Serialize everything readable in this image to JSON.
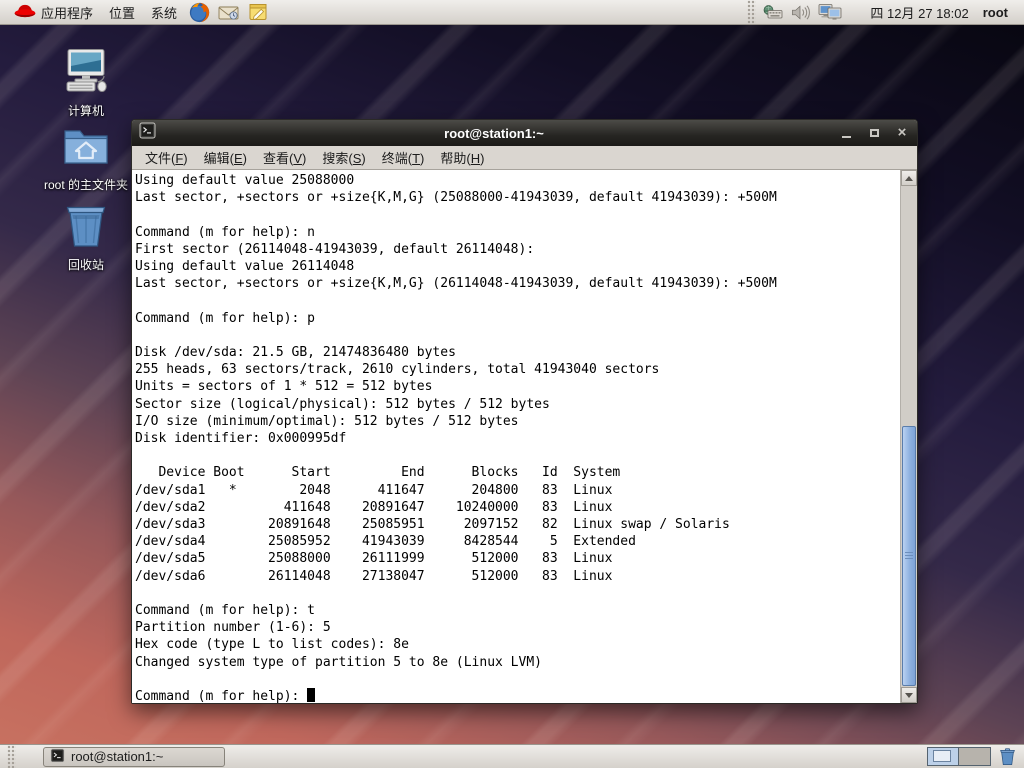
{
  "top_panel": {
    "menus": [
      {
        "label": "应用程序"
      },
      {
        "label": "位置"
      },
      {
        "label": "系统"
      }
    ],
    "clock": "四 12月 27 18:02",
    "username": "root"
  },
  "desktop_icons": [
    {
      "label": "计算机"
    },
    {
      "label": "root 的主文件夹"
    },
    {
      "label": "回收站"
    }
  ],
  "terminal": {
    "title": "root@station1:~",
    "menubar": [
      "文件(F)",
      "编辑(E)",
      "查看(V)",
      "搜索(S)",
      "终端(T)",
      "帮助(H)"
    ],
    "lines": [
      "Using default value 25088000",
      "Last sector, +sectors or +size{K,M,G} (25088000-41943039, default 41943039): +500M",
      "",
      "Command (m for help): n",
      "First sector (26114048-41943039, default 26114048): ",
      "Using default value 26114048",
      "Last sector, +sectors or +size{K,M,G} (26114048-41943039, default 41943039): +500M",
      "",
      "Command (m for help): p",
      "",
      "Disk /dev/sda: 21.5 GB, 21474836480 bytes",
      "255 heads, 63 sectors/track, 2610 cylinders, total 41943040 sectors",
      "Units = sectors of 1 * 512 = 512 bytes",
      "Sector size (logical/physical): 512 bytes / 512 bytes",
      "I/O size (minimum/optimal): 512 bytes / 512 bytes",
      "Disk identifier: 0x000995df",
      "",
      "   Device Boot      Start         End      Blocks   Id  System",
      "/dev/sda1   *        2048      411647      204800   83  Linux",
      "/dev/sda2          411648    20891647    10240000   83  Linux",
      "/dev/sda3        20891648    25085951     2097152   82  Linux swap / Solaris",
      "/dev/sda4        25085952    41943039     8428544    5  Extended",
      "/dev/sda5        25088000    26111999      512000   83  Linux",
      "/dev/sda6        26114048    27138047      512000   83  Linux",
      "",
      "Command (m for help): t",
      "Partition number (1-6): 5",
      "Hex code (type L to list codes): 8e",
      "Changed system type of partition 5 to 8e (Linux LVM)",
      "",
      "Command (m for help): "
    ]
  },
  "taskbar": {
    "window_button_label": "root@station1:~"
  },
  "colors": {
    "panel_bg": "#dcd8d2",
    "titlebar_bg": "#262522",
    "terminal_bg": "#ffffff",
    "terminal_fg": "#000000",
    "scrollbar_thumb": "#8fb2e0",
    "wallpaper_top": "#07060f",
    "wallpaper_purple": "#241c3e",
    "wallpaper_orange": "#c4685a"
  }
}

=======

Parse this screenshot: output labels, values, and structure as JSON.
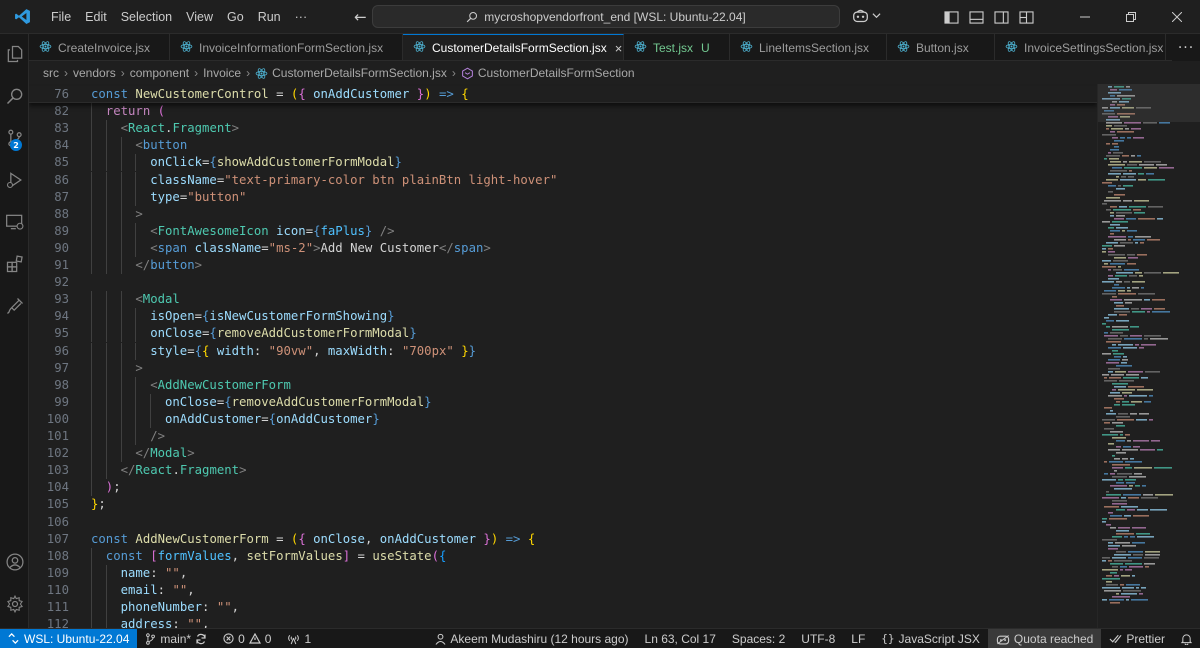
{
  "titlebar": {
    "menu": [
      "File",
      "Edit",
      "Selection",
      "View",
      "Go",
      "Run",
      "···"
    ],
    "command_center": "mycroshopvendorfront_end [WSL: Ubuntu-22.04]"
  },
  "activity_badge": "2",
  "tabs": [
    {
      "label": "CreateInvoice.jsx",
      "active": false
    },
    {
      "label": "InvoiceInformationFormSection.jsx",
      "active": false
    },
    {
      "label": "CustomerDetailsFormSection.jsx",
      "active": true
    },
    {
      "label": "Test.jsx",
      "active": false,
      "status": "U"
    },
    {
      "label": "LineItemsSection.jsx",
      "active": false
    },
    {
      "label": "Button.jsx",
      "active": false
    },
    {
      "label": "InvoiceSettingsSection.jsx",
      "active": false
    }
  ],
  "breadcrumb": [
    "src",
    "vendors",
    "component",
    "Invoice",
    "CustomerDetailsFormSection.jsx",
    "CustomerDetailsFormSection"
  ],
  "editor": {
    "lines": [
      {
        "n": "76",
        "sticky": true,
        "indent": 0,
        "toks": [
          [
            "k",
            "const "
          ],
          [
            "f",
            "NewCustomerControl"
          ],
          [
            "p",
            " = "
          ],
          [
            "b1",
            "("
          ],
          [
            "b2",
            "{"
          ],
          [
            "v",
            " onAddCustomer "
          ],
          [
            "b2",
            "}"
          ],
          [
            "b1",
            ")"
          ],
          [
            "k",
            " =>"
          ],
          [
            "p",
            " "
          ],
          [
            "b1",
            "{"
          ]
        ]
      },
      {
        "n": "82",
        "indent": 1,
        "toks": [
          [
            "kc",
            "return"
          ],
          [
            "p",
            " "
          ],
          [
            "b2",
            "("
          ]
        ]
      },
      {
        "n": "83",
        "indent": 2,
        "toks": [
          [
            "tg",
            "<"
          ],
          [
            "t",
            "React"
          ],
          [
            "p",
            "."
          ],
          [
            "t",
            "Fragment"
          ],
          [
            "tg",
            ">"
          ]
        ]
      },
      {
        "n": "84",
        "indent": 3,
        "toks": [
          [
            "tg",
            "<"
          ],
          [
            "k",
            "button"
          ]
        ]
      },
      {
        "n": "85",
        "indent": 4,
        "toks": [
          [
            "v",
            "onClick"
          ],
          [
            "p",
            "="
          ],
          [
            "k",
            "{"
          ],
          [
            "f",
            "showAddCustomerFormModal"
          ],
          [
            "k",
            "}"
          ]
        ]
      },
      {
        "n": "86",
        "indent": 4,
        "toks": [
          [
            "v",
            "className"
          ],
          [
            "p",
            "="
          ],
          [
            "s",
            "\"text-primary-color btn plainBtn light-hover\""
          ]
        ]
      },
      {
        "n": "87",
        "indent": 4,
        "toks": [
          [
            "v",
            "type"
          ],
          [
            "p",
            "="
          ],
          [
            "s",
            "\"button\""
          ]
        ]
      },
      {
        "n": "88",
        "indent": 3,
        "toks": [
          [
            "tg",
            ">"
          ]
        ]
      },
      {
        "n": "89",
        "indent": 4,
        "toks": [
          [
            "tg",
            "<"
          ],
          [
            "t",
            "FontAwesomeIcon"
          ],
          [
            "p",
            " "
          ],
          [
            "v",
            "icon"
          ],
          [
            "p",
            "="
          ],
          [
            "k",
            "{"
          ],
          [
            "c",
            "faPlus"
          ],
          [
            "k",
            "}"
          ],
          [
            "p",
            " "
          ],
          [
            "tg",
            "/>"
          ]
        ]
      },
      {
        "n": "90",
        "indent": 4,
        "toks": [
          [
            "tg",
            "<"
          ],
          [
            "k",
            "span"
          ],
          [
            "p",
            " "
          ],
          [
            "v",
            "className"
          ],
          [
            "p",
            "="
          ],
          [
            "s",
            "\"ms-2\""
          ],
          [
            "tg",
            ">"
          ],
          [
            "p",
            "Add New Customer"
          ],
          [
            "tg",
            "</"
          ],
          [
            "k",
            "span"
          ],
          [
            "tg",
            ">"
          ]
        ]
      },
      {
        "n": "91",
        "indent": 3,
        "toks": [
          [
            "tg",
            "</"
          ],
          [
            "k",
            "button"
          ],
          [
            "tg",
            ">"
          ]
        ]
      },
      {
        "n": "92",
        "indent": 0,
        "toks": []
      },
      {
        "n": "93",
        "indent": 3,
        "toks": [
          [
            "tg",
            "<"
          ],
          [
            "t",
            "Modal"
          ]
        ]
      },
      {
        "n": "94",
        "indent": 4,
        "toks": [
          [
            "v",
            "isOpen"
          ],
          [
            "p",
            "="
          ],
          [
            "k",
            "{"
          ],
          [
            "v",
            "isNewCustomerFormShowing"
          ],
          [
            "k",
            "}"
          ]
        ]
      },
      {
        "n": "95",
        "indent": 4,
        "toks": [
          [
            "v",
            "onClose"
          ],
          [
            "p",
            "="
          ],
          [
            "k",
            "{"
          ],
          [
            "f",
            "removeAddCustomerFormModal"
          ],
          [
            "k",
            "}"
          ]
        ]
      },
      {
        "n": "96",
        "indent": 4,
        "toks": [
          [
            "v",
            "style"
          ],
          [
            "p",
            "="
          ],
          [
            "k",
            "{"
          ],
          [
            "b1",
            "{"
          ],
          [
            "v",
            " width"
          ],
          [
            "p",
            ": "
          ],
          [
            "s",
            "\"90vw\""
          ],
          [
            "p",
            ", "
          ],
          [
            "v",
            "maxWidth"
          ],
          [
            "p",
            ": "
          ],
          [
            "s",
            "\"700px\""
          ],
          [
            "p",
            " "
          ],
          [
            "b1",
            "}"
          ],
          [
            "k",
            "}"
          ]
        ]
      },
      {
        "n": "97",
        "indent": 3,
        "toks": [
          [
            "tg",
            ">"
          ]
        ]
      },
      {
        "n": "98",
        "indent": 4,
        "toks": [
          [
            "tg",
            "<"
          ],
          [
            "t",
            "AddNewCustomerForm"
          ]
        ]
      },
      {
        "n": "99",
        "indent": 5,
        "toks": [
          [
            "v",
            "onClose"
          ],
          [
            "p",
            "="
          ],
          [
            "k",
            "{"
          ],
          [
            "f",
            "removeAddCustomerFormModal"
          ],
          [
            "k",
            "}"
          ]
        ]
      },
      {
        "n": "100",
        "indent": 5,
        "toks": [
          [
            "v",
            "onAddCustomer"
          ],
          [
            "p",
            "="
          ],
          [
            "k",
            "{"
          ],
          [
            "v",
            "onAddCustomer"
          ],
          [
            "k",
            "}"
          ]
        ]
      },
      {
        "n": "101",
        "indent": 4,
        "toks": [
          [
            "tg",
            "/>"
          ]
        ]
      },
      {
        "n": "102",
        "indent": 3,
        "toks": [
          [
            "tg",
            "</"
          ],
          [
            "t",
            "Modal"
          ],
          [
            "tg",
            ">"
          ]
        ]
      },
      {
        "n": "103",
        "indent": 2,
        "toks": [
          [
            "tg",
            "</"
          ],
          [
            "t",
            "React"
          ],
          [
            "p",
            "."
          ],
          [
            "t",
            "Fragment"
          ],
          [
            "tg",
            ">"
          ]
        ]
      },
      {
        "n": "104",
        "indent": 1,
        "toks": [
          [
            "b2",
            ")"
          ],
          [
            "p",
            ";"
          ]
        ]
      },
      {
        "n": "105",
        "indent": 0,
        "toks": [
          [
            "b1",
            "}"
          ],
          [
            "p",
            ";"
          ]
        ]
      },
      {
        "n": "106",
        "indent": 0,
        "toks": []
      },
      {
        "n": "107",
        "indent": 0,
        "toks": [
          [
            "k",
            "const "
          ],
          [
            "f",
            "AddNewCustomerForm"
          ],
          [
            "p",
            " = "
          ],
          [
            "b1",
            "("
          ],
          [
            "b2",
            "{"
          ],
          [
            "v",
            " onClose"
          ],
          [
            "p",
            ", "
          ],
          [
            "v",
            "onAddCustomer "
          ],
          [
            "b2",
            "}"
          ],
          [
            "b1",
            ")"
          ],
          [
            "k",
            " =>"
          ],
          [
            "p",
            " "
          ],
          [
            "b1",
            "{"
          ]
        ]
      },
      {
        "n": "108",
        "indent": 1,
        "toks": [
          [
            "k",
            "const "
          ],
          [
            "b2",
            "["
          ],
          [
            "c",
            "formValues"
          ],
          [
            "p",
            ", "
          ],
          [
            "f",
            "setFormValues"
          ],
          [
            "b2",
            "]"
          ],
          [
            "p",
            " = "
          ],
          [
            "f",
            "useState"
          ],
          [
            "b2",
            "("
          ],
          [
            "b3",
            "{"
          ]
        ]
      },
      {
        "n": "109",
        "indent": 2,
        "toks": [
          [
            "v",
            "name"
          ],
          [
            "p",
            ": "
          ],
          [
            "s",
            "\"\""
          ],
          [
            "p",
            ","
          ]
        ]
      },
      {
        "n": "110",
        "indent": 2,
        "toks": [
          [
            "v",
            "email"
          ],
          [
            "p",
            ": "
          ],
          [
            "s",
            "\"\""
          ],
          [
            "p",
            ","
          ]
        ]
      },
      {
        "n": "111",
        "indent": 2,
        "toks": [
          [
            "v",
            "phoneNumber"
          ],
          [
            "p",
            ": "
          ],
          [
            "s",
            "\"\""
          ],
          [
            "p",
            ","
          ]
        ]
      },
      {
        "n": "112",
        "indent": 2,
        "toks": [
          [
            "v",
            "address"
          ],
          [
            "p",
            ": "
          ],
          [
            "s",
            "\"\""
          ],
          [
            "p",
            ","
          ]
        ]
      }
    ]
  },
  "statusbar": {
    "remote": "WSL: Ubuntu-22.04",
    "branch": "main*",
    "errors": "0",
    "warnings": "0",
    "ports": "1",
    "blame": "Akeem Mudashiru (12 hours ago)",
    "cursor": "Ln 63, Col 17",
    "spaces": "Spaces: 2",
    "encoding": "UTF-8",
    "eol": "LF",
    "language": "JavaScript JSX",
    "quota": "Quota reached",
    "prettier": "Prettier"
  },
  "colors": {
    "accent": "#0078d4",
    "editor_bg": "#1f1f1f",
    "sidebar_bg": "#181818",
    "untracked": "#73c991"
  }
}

=======

EXERCISE:
Pick out the lines above that hold the string "CustomerDetailsFormSection" and show them.

SOLUTION TO THE EXERCISE:
      "label": "CustomerDetailsFormSection.jsx",
    "CustomerDetailsFormSection.jsx",
    "CustomerDetailsFormSection"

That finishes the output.